- **SOURCE MATERIAL**
● ● ● ● ● ● ●

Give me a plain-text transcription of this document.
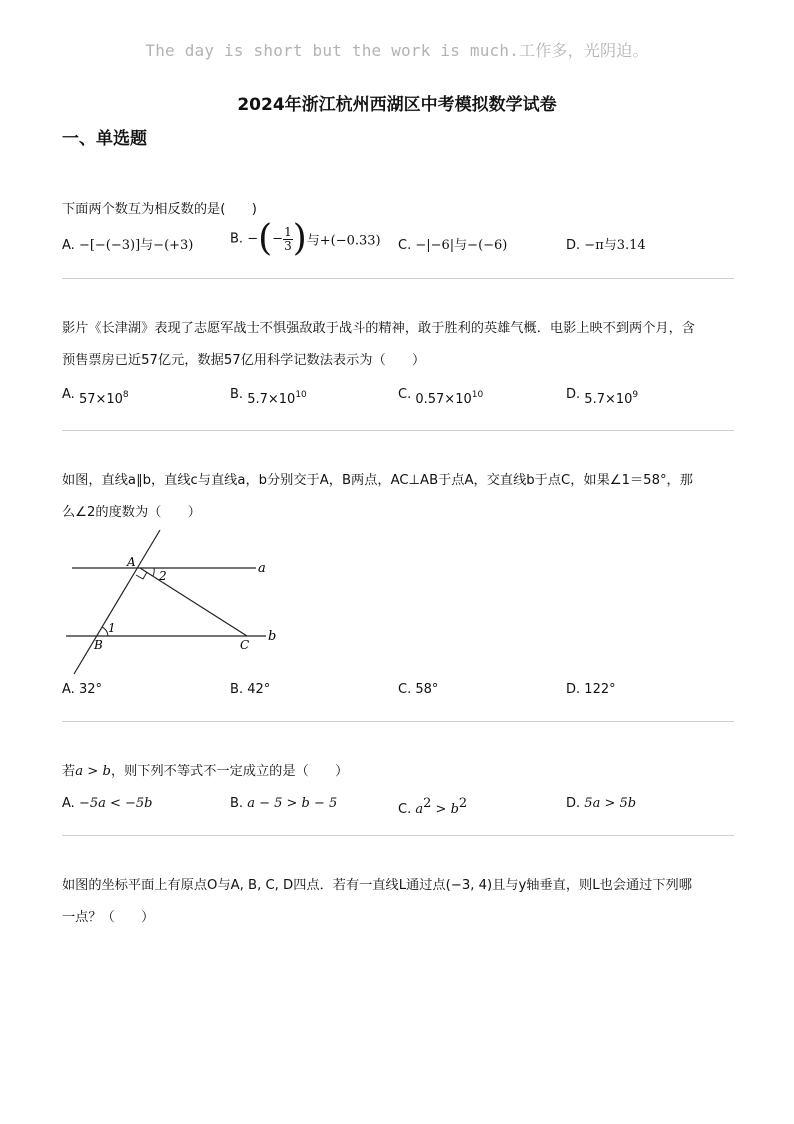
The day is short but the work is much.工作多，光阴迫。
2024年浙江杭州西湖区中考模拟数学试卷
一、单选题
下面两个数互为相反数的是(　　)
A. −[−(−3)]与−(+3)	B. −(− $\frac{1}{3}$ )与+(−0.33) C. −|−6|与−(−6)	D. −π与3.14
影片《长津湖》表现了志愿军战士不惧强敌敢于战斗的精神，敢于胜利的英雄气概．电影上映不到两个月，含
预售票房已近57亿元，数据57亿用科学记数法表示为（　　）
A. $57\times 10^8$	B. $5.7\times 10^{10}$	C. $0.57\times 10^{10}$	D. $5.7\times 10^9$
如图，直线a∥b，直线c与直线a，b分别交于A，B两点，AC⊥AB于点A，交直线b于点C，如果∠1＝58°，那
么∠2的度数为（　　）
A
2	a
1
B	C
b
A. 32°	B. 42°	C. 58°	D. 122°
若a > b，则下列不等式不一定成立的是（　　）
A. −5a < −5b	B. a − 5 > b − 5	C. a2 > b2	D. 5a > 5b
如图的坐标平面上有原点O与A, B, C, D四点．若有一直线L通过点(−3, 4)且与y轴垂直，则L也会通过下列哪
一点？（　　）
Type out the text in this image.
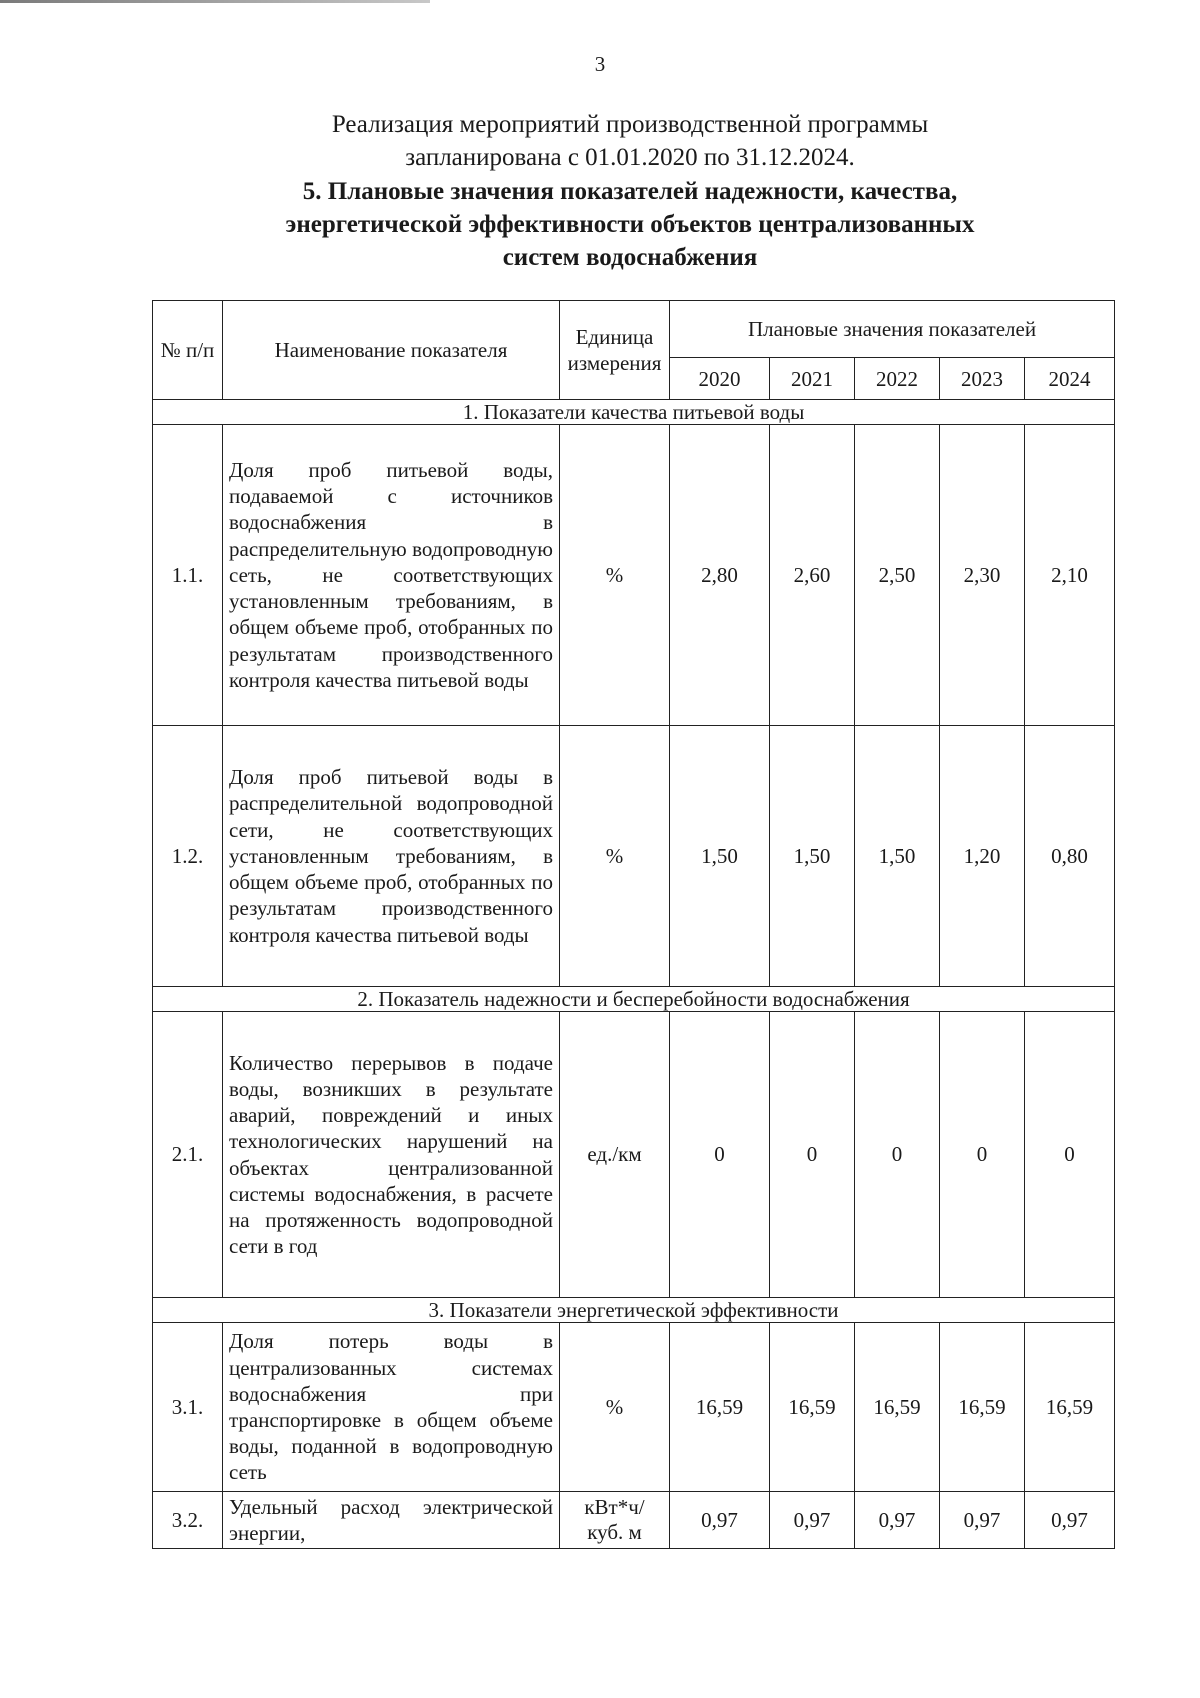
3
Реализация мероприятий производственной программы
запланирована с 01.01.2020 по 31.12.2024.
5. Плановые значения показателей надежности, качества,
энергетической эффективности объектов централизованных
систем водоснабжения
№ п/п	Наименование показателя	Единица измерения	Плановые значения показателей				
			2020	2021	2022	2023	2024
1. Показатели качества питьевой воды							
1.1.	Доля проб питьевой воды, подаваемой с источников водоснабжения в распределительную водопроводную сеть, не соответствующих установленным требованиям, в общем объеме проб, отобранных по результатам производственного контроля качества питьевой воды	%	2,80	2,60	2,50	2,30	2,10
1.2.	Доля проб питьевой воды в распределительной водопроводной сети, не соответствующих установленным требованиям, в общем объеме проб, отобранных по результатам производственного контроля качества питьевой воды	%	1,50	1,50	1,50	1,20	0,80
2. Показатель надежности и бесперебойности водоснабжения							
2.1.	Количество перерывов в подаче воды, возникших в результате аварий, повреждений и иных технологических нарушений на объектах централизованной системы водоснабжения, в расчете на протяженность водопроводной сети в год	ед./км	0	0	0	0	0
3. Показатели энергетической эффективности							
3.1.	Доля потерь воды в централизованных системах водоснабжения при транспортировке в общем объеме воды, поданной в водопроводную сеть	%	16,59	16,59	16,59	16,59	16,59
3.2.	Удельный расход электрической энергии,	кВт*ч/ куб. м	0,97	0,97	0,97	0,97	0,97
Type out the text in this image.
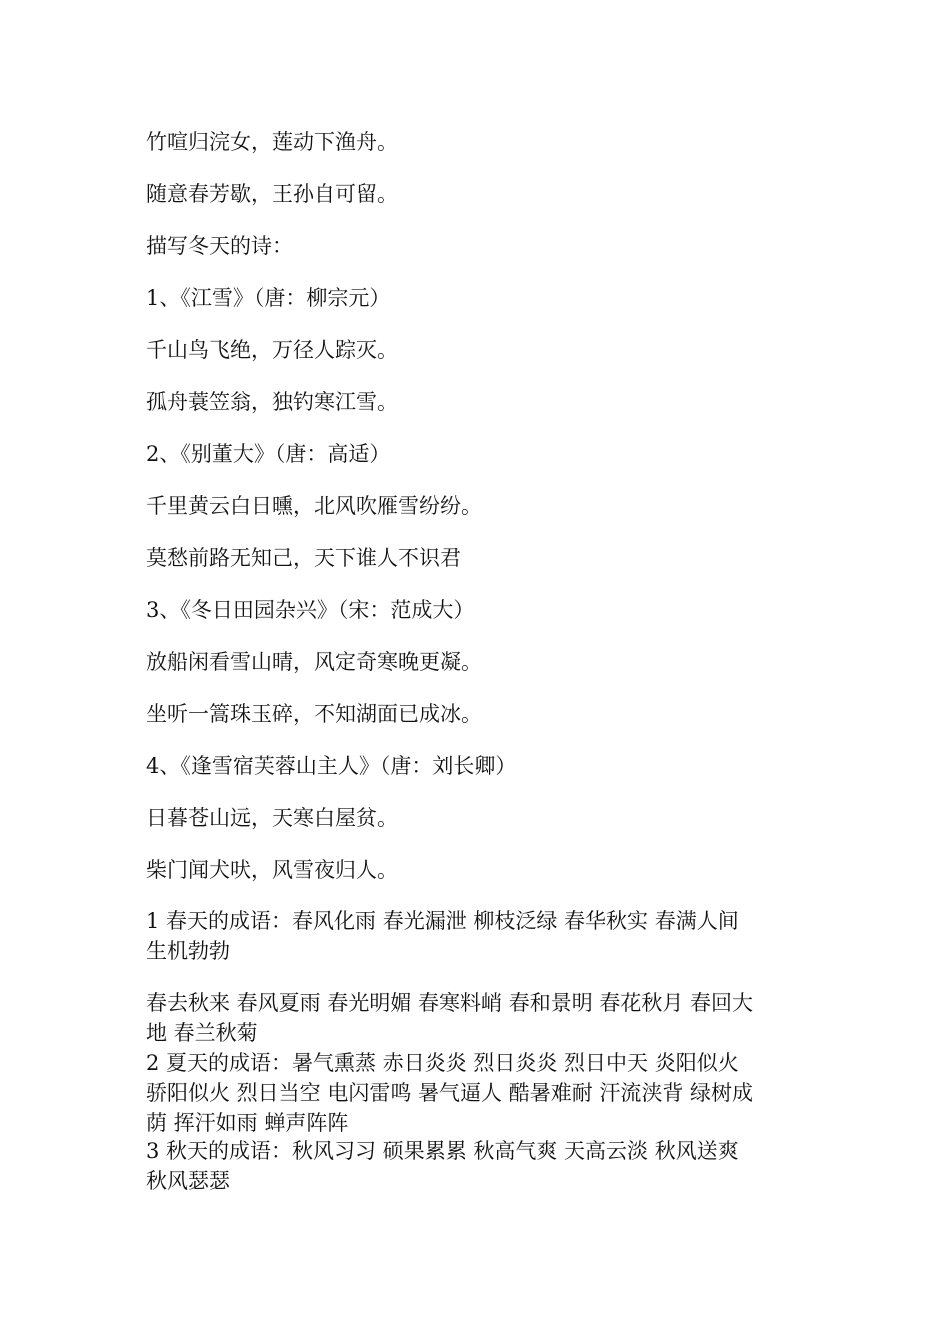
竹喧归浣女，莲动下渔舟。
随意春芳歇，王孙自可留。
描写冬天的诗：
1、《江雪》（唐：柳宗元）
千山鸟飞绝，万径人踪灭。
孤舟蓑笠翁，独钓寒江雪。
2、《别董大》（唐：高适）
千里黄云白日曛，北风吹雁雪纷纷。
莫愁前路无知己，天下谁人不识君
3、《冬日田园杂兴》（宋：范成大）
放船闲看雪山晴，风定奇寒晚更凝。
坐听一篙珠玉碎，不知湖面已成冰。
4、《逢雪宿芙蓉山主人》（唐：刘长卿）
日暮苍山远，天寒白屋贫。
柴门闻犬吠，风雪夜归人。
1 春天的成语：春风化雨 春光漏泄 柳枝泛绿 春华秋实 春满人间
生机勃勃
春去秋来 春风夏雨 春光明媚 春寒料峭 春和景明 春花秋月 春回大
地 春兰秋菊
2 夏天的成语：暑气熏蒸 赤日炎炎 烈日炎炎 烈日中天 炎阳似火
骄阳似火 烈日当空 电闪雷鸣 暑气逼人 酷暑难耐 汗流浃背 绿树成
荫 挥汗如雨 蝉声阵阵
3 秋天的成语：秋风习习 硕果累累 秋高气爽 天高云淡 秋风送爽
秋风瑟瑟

● ● ● ● ● ● ●

Pictures in the records should not appear in your copy, but everything else must be transcribed exactly.

Give me a plain-text transcription of this document.
The day is short but the work is much.工作多，光阴迫。
2024年浙江杭州西湖区中考模拟数学试卷
一、单选题
下面两个数互为相反数的是(　　)
A. −[−(−3)]与−(+3)	B. −(− $\frac{1}{3}$ )与+(−0.33) C. −|−6|与−(−6)	D. −π与3.14
影片《长津湖》表现了志愿军战士不惧强敌敢于战斗的精神，敢于胜利的英雄气概．电影上映不到两个月，含
预售票房已近57亿元，数据57亿用科学记数法表示为（　　）
A. $57\times 10^8$	B. $5.7\times 10^{10}$	C. $0.57\times 10^{10}$	D. $5.7\times 10^9$
如图，直线a∥b，直线c与直线a，b分别交于A，B两点，AC⊥AB于点A，交直线b于点C，如果∠1＝58°，那
么∠2的度数为（　　）
A
2	a
1
B	C
b
A. 32°	B. 42°	C. 58°	D. 122°
若a > b，则下列不等式不一定成立的是（　　）
A. −5a < −5b	B. a − 5 > b − 5	C. a2 > b2	D. 5a > 5b
如图的坐标平面上有原点O与A, B, C, D四点．若有一直线L通过点(−3, 4)且与y轴垂直，则L也会通过下列哪
一点？（　　）
Type out the text in this image.
3
Реализация мероприятий производственной программы
запланирована с 01.01.2020 по 31.12.2024.
5. Плановые значения показателей надежности, качества,
энергетической эффективности объектов централизованных
систем водоснабжения
№ п/п	Наименование показателя	Единица измерения	Плановые значения показателей				
			2020	2021	2022	2023	2024
1. Показатели качества питьевой воды							
1.1.	Доля проб питьевой воды, подаваемой с источников водоснабжения в распределительную водопроводную сеть, не соответствующих установленным требованиям, в общем объеме проб, отобранных по результатам производственного контроля качества питьевой воды	%	2,80	2,60	2,50	2,30	2,10
1.2.	Доля проб питьевой воды в распределительной водопроводной сети, не соответствующих установленным требованиям, в общем объеме проб, отобранных по результатам производственного контроля качества питьевой воды	%	1,50	1,50	1,50	1,20	0,80
2. Показатель надежности и бесперебойности водоснабжения							
2.1.	Количество перерывов в подаче воды, возникших в результате аварий, повреждений и иных технологических нарушений на объектах централизованной системы водоснабжения, в расчете на протяженность водопроводной сети в год	ед./км	0	0	0	0	0
3. Показатели энергетической эффективности							
3.1.	Доля потерь воды в централизованных системах водоснабжения при транспортировке в общем объеме воды, поданной в водопроводную сеть	%	16,59	16,59	16,59	16,59	16,59
3.2.	Удельный расход электрической энергии,	кВт*ч/ куб. м	0,97	0,97	0,97	0,97	0,97
Type out the text in this image.
竹喧归浣女，莲动下渔舟。
随意春芳歇，王孙自可留。
描写冬天的诗：
1、《江雪》（唐：柳宗元）
千山鸟飞绝，万径人踪灭。
孤舟蓑笠翁，独钓寒江雪。
2、《别董大》（唐：高适）
千里黄云白日曛，北风吹雁雪纷纷。
莫愁前路无知己，天下谁人不识君
3、《冬日田园杂兴》（宋：范成大）
放船闲看雪山晴，风定奇寒晚更凝。
坐听一篙珠玉碎，不知湖面已成冰。
4、《逢雪宿芙蓉山主人》（唐：刘长卿）
日暮苍山远，天寒白屋贫。
柴门闻犬吠，风雪夜归人。
1 春天的成语：春风化雨 春光漏泄 柳枝泛绿 春华秋实 春满人间
生机勃勃
春去秋来 春风夏雨 春光明媚 春寒料峭 春和景明 春花秋月 春回大
地 春兰秋菊
2 夏天的成语：暑气熏蒸 赤日炎炎 烈日炎炎 烈日中天 炎阳似火
骄阳似火 烈日当空 电闪雷鸣 暑气逼人 酷暑难耐 汗流浃背 绿树成
荫 挥汗如雨 蝉声阵阵
3 秋天的成语：秋风习习 硕果累累 秋高气爽 天高云淡 秋风送爽
秋风瑟瑟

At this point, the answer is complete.